#### SUPPLIED RECORDS

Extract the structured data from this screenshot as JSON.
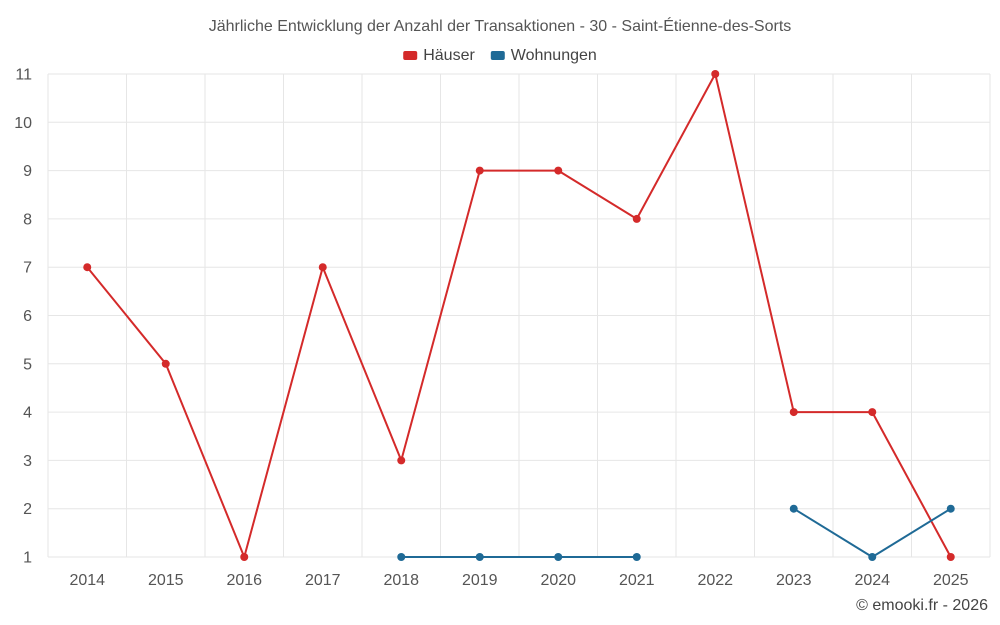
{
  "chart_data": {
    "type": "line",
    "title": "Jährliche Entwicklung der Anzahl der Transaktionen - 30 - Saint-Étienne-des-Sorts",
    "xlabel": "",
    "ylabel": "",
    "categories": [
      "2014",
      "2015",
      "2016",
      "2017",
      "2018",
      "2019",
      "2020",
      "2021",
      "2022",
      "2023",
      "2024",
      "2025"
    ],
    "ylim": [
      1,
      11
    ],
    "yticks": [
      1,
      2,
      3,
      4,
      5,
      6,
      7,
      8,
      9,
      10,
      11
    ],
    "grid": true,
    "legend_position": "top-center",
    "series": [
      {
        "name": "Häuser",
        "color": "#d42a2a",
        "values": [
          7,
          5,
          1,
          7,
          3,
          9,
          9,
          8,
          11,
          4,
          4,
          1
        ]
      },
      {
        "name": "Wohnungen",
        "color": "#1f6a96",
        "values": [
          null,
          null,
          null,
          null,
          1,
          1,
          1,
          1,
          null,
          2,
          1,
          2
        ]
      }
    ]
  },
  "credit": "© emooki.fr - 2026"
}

########

▸ **PROBLEM STATEMENT**
Restate the whole of the material word for word without the pictures.

▸ **RESULT FOR THIS TASK**
Extract the structured data from this screenshot as JSON.
{
  "chart_data": {
    "type": "line",
    "title": "Jährliche Entwicklung der Anzahl der Transaktionen - 30 - Saint-Étienne-des-Sorts",
    "xlabel": "",
    "ylabel": "",
    "categories": [
      "2014",
      "2015",
      "2016",
      "2017",
      "2018",
      "2019",
      "2020",
      "2021",
      "2022",
      "2023",
      "2024",
      "2025"
    ],
    "ylim": [
      1,
      11
    ],
    "yticks": [
      1,
      2,
      3,
      4,
      5,
      6,
      7,
      8,
      9,
      10,
      11
    ],
    "grid": true,
    "legend_position": "top-center",
    "series": [
      {
        "name": "Häuser",
        "color": "#d42a2a",
        "values": [
          7,
          5,
          1,
          7,
          3,
          9,
          9,
          8,
          11,
          4,
          4,
          1
        ]
      },
      {
        "name": "Wohnungen",
        "color": "#1f6a96",
        "values": [
          null,
          null,
          null,
          null,
          1,
          1,
          1,
          1,
          null,
          2,
          1,
          2
        ]
      }
    ]
  },
  "credit": "© emooki.fr - 2026"
}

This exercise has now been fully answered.